%%
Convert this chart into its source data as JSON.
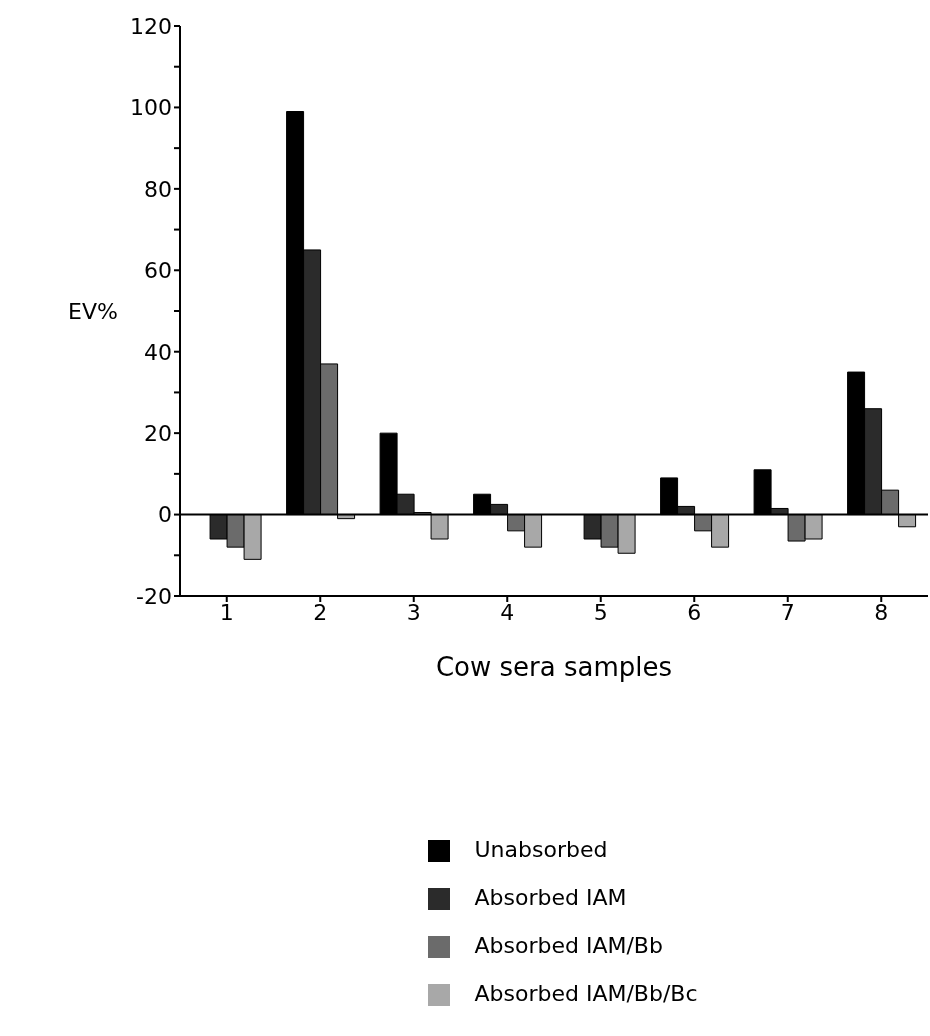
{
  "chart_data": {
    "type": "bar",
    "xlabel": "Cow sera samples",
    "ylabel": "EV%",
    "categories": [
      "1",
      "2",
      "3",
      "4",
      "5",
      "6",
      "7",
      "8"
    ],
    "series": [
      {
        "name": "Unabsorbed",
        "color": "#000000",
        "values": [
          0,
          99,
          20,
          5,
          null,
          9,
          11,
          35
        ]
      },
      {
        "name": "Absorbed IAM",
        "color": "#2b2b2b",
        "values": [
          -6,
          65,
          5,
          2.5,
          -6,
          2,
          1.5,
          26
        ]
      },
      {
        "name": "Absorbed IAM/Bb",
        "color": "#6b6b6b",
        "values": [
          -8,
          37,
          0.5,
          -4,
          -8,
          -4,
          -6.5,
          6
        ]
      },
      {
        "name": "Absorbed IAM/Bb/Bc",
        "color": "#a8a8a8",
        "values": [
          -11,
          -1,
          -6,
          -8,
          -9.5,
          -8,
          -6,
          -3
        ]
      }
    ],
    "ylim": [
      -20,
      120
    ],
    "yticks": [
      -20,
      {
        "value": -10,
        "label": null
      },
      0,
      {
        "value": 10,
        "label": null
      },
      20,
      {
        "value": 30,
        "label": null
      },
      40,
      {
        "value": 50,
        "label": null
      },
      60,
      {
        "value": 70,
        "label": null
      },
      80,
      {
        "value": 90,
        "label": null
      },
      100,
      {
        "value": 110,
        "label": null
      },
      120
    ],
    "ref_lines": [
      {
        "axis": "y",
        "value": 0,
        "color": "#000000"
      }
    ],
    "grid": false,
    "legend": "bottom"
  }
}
%%
Request =>
Quote the data above in full, leaving out the pictures it holds.

Completed task =>
Convert this chart into its source data as JSON.
{
  "chart_data": {
    "type": "bar",
    "xlabel": "Cow sera samples",
    "ylabel": "EV%",
    "categories": [
      "1",
      "2",
      "3",
      "4",
      "5",
      "6",
      "7",
      "8"
    ],
    "series": [
      {
        "name": "Unabsorbed",
        "color": "#000000",
        "values": [
          0,
          99,
          20,
          5,
          null,
          9,
          11,
          35
        ]
      },
      {
        "name": "Absorbed IAM",
        "color": "#2b2b2b",
        "values": [
          -6,
          65,
          5,
          2.5,
          -6,
          2,
          1.5,
          26
        ]
      },
      {
        "name": "Absorbed IAM/Bb",
        "color": "#6b6b6b",
        "values": [
          -8,
          37,
          0.5,
          -4,
          -8,
          -4,
          -6.5,
          6
        ]
      },
      {
        "name": "Absorbed IAM/Bb/Bc",
        "color": "#a8a8a8",
        "values": [
          -11,
          -1,
          -6,
          -8,
          -9.5,
          -8,
          -6,
          -3
        ]
      }
    ],
    "ylim": [
      -20,
      120
    ],
    "yticks": [
      -20,
      {
        "value": -10,
        "label": null
      },
      0,
      {
        "value": 10,
        "label": null
      },
      20,
      {
        "value": 30,
        "label": null
      },
      40,
      {
        "value": 50,
        "label": null
      },
      60,
      {
        "value": 70,
        "label": null
      },
      80,
      {
        "value": 90,
        "label": null
      },
      100,
      {
        "value": 110,
        "label": null
      },
      120
    ],
    "ref_lines": [
      {
        "axis": "y",
        "value": 0,
        "color": "#000000"
      }
    ],
    "grid": false,
    "legend": "bottom"
  }
}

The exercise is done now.